AIM: Locate every line in the material that contains the string "indicator" with matching case, and copy each of those lines out.

SUPPLIED DATA:
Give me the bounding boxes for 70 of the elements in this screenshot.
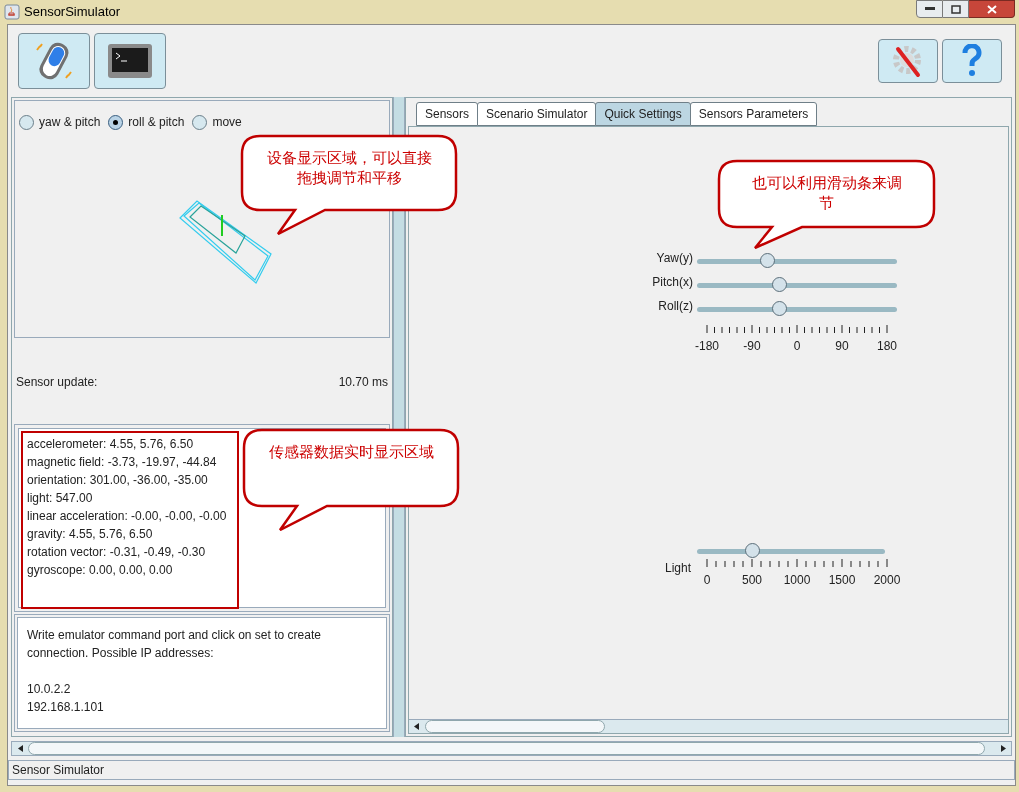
sensor-reading: accelerometer: 4.55, 5.76, 6.50	[27, 436, 195, 453]
scale-label: -90	[743, 338, 761, 355]
window-title: SensorSimulator	[24, 3, 121, 22]
tab[interactable]: Sensors	[416, 102, 479, 126]
left-arrow-icon	[17, 745, 23, 752]
scale-label: 90	[835, 338, 849, 355]
sensor-reading: light: 547.00	[27, 490, 94, 507]
help-icon	[961, 44, 983, 78]
right-arrow-icon	[1000, 745, 1006, 752]
slider-thumb[interactable]	[772, 277, 787, 292]
settings-button[interactable]	[878, 39, 938, 83]
scrollbar-thumb[interactable]	[425, 720, 605, 733]
terminal-button[interactable]	[94, 33, 166, 89]
slider-thumb[interactable]	[772, 301, 787, 316]
radio-button[interactable]: move	[192, 113, 242, 131]
scale-label: 1000	[783, 572, 811, 589]
scale-label: 0	[703, 572, 711, 589]
status-bar-text: Sensor Simulator	[12, 762, 105, 779]
minimize-button[interactable]	[916, 0, 943, 18]
slider[interactable]	[697, 253, 897, 269]
java-cup-icon	[4, 4, 20, 20]
slider-label: Yaw(y)	[655, 250, 694, 267]
tab[interactable]: Quick Settings	[595, 102, 691, 126]
sensor-reading: gravity: 4.55, 5.76, 6.50	[27, 526, 154, 543]
slider-label: Pitch(x)	[651, 274, 694, 291]
tab[interactable]: Scenario Simulator	[477, 102, 597, 126]
radio-indicator[interactable]	[192, 114, 208, 130]
slider[interactable]	[697, 543, 885, 559]
sensor-update-value: 10.70 ms	[338, 374, 388, 391]
scale-label: 1500	[828, 572, 856, 589]
scrollbar-thumb[interactable]	[28, 742, 985, 755]
slider-thumb[interactable]	[744, 543, 760, 558]
radio-button[interactable]: roll & pitch	[108, 113, 185, 131]
minimize-icon	[924, 7, 935, 11]
sensor-reading: orientation: 301.00, -36.00, -35.00	[27, 472, 209, 489]
ip-address: 10.0.2.2	[27, 681, 72, 698]
callout-text: 设备显示区域，可以直接拖拽调节和平移	[265, 148, 433, 188]
scale-label: 2000	[873, 572, 901, 589]
horizontal-scrollbar[interactable]	[409, 719, 1008, 733]
device-button[interactable]	[18, 33, 90, 89]
maximize-button[interactable]	[943, 0, 969, 18]
radio-indicator[interactable]	[19, 114, 34, 130]
scale-label: 0	[793, 338, 801, 355]
maximize-icon	[950, 4, 961, 14]
sensor-reading: rotation vector: -0.31, -0.49, -0.30	[27, 544, 207, 561]
sensor-reading: gyroscope: 0.00, 0.00, 0.00	[27, 562, 174, 579]
sensor-reading: magnetic field: -3.73, -19.97, -44.84	[27, 454, 218, 471]
slider[interactable]	[697, 301, 897, 317]
left-arrow-icon	[413, 723, 419, 730]
tab[interactable]: Sensors Parameters	[689, 102, 818, 126]
connection-message: Write emulator command port and click on set to create connection. Possible IP addresses:	[27, 627, 322, 662]
slider[interactable]	[697, 277, 897, 293]
scale-label: -180	[695, 338, 719, 355]
sensor-reading: linear acceleration: -0.00, -0.00, -0.00	[27, 508, 228, 525]
help-button[interactable]	[942, 39, 1002, 83]
scale-label: 180	[877, 338, 897, 355]
radio-button[interactable]: yaw & pitch	[19, 113, 101, 131]
scale-label: 500	[742, 572, 762, 589]
slider-label: Light	[663, 560, 692, 577]
callout-text: 传感器数据实时显示区域	[267, 442, 435, 462]
ip-address: 192.168.1.101	[27, 699, 105, 716]
terminal-icon	[107, 43, 153, 79]
callout-text: 也可以利用滑动条来调节	[750, 173, 903, 213]
close-button[interactable]	[969, 0, 1015, 18]
close-icon	[986, 4, 997, 14]
sensor-update-label: Sensor update:	[16, 374, 98, 391]
horizontal-scrollbar[interactable]	[11, 741, 1012, 756]
slider-label: Roll(z)	[657, 298, 694, 315]
slider-thumb[interactable]	[760, 253, 775, 268]
radio-indicator[interactable]	[108, 114, 124, 130]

ANSWER FOR THIS EXERCISE:
radio-indicator[interactable]	[192, 114, 208, 130]
radio-indicator[interactable]	[19, 114, 34, 130]
radio-indicator[interactable]	[108, 114, 124, 130]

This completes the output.